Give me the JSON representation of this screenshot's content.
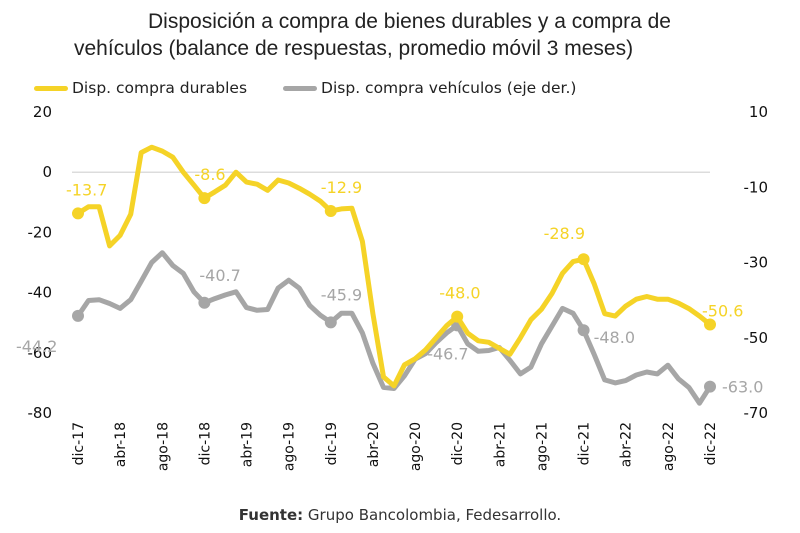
{
  "title_line1": "Disposición a compra de bienes durables y a compra de",
  "title_line2": "vehículos (balance de respuestas, promedio móvil 3 meses)",
  "footer_label": "Fuente:",
  "footer_text": " Grupo Bancolombia, Fedesarrollo.",
  "colors": {
    "durables": "#F5D327",
    "vehiculos": "#A6A6A6",
    "zero_line": "#D0D0D0"
  },
  "chart_data": {
    "type": "line",
    "title": "Disposición a compra de bienes durables y a compra de vehículos (balance de respuestas, promedio móvil 3 meses)",
    "xlabel": "",
    "ylabel_left": "",
    "ylabel_right": "",
    "legend_position": "top",
    "grid": false,
    "y_left": {
      "range": [
        -80,
        20
      ],
      "ticks": [
        "20",
        "0",
        "-20",
        "-40",
        "-60",
        "-80"
      ],
      "tick_values": [
        20,
        0,
        -20,
        -40,
        -60,
        -80
      ]
    },
    "y_right": {
      "range": [
        -70,
        10
      ],
      "ticks": [
        "10",
        "-10",
        "-30",
        "-50",
        "-70"
      ],
      "tick_values": [
        10,
        -10,
        -30,
        -50,
        -70
      ]
    },
    "x_tick_labels": [
      "dic-17",
      "abr-18",
      "ago-18",
      "dic-18",
      "abr-19",
      "ago-19",
      "dic-19",
      "abr-20",
      "ago-20",
      "dic-20",
      "abr-21",
      "ago-21",
      "dic-21",
      "abr-22",
      "ago-22",
      "dic-22"
    ],
    "x_tick_step_months": 4,
    "n_points": 61,
    "series": [
      {
        "name": "Disp. compra durables",
        "axis": "left",
        "values": [
          -13.7,
          -11.5,
          -11.5,
          -24.5,
          -21.0,
          -14.0,
          6.5,
          8.3,
          7.0,
          5.0,
          0.0,
          -4.3,
          -8.6,
          -6.5,
          -4.3,
          0.0,
          -3.3,
          -4.0,
          -6.0,
          -2.6,
          -3.6,
          -5.3,
          -7.3,
          -9.6,
          -12.9,
          -12.2,
          -12.0,
          -23.0,
          -47.0,
          -68.0,
          -71.0,
          -64.0,
          -62.0,
          -59.0,
          -55.0,
          -51.0,
          -48.0,
          -53.5,
          -56.0,
          -56.5,
          -58.5,
          -60.5,
          -55.0,
          -49.0,
          -45.5,
          -40.3,
          -33.6,
          -29.7,
          -28.9,
          -37.0,
          -47.0,
          -47.8,
          -44.5,
          -42.2,
          -41.3,
          -42.2,
          -42.2,
          -43.5,
          -45.3,
          -47.8,
          -50.6
        ],
        "labels": [
          {
            "index": 0,
            "text": "-13.7"
          },
          {
            "index": 12,
            "text": "-8.6"
          },
          {
            "index": 24,
            "text": "-12.9"
          },
          {
            "index": 36,
            "text": "-48.0"
          },
          {
            "index": 48,
            "text": "-28.9"
          },
          {
            "index": 60,
            "text": "-50.6"
          }
        ]
      },
      {
        "name": "Disp. compra vehículos (eje der.)",
        "axis": "right",
        "values": [
          -44.2,
          -40.1,
          -39.9,
          -40.9,
          -42.2,
          -39.9,
          -35.0,
          -30.0,
          -27.4,
          -30.8,
          -32.9,
          -37.8,
          -40.7,
          -39.6,
          -38.6,
          -37.8,
          -42.0,
          -42.7,
          -42.5,
          -36.8,
          -34.7,
          -36.8,
          -41.4,
          -44.0,
          -45.9,
          -43.5,
          -43.5,
          -48.7,
          -56.8,
          -63.2,
          -63.5,
          -60.1,
          -55.7,
          -54.2,
          -51.3,
          -48.7,
          -46.7,
          -51.6,
          -53.6,
          -53.4,
          -52.6,
          -56.0,
          -59.6,
          -57.8,
          -51.6,
          -46.9,
          -42.2,
          -43.5,
          -48.0,
          -54.4,
          -61.2,
          -62.0,
          -61.4,
          -59.9,
          -59.1,
          -59.6,
          -57.3,
          -60.9,
          -63.2,
          -67.4,
          -63.0
        ],
        "labels": [
          {
            "index": 0,
            "text": "-44.2"
          },
          {
            "index": 12,
            "text": "-40.7"
          },
          {
            "index": 24,
            "text": "-45.9"
          },
          {
            "index": 36,
            "text": "-46.7"
          },
          {
            "index": 48,
            "text": "-48.0"
          },
          {
            "index": 60,
            "text": "-63.0"
          }
        ]
      }
    ]
  }
}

▸ GIVEN INSTRUCTION:
Return the entries unchanged, save for the pictures, which do not belong in the copy.

▸ COMPLETED EXERCISE:
Give me the JSON representation of this screenshot's content.
{
  "title_line1": "Disposición a compra de bienes durables y a compra de",
  "title_line2": "vehículos (balance de respuestas, promedio móvil 3 meses)",
  "footer_label": "Fuente:",
  "footer_text": " Grupo Bancolombia, Fedesarrollo.",
  "colors": {
    "durables": "#F5D327",
    "vehiculos": "#A6A6A6",
    "zero_line": "#D0D0D0"
  },
  "chart_data": {
    "type": "line",
    "title": "Disposición a compra de bienes durables y a compra de vehículos (balance de respuestas, promedio móvil 3 meses)",
    "xlabel": "",
    "ylabel_left": "",
    "ylabel_right": "",
    "legend_position": "top",
    "grid": false,
    "y_left": {
      "range": [
        -80,
        20
      ],
      "ticks": [
        "20",
        "0",
        "-20",
        "-40",
        "-60",
        "-80"
      ],
      "tick_values": [
        20,
        0,
        -20,
        -40,
        -60,
        -80
      ]
    },
    "y_right": {
      "range": [
        -70,
        10
      ],
      "ticks": [
        "10",
        "-10",
        "-30",
        "-50",
        "-70"
      ],
      "tick_values": [
        10,
        -10,
        -30,
        -50,
        -70
      ]
    },
    "x_tick_labels": [
      "dic-17",
      "abr-18",
      "ago-18",
      "dic-18",
      "abr-19",
      "ago-19",
      "dic-19",
      "abr-20",
      "ago-20",
      "dic-20",
      "abr-21",
      "ago-21",
      "dic-21",
      "abr-22",
      "ago-22",
      "dic-22"
    ],
    "x_tick_step_months": 4,
    "n_points": 61,
    "series": [
      {
        "name": "Disp. compra durables",
        "axis": "left",
        "values": [
          -13.7,
          -11.5,
          -11.5,
          -24.5,
          -21.0,
          -14.0,
          6.5,
          8.3,
          7.0,
          5.0,
          0.0,
          -4.3,
          -8.6,
          -6.5,
          -4.3,
          0.0,
          -3.3,
          -4.0,
          -6.0,
          -2.6,
          -3.6,
          -5.3,
          -7.3,
          -9.6,
          -12.9,
          -12.2,
          -12.0,
          -23.0,
          -47.0,
          -68.0,
          -71.0,
          -64.0,
          -62.0,
          -59.0,
          -55.0,
          -51.0,
          -48.0,
          -53.5,
          -56.0,
          -56.5,
          -58.5,
          -60.5,
          -55.0,
          -49.0,
          -45.5,
          -40.3,
          -33.6,
          -29.7,
          -28.9,
          -37.0,
          -47.0,
          -47.8,
          -44.5,
          -42.2,
          -41.3,
          -42.2,
          -42.2,
          -43.5,
          -45.3,
          -47.8,
          -50.6
        ],
        "labels": [
          {
            "index": 0,
            "text": "-13.7"
          },
          {
            "index": 12,
            "text": "-8.6"
          },
          {
            "index": 24,
            "text": "-12.9"
          },
          {
            "index": 36,
            "text": "-48.0"
          },
          {
            "index": 48,
            "text": "-28.9"
          },
          {
            "index": 60,
            "text": "-50.6"
          }
        ]
      },
      {
        "name": "Disp. compra vehículos (eje der.)",
        "axis": "right",
        "values": [
          -44.2,
          -40.1,
          -39.9,
          -40.9,
          -42.2,
          -39.9,
          -35.0,
          -30.0,
          -27.4,
          -30.8,
          -32.9,
          -37.8,
          -40.7,
          -39.6,
          -38.6,
          -37.8,
          -42.0,
          -42.7,
          -42.5,
          -36.8,
          -34.7,
          -36.8,
          -41.4,
          -44.0,
          -45.9,
          -43.5,
          -43.5,
          -48.7,
          -56.8,
          -63.2,
          -63.5,
          -60.1,
          -55.7,
          -54.2,
          -51.3,
          -48.7,
          -46.7,
          -51.6,
          -53.6,
          -53.4,
          -52.6,
          -56.0,
          -59.6,
          -57.8,
          -51.6,
          -46.9,
          -42.2,
          -43.5,
          -48.0,
          -54.4,
          -61.2,
          -62.0,
          -61.4,
          -59.9,
          -59.1,
          -59.6,
          -57.3,
          -60.9,
          -63.2,
          -67.4,
          -63.0
        ],
        "labels": [
          {
            "index": 0,
            "text": "-44.2"
          },
          {
            "index": 12,
            "text": "-40.7"
          },
          {
            "index": 24,
            "text": "-45.9"
          },
          {
            "index": 36,
            "text": "-46.7"
          },
          {
            "index": 48,
            "text": "-48.0"
          },
          {
            "index": 60,
            "text": "-63.0"
          }
        ]
      }
    ]
  }
}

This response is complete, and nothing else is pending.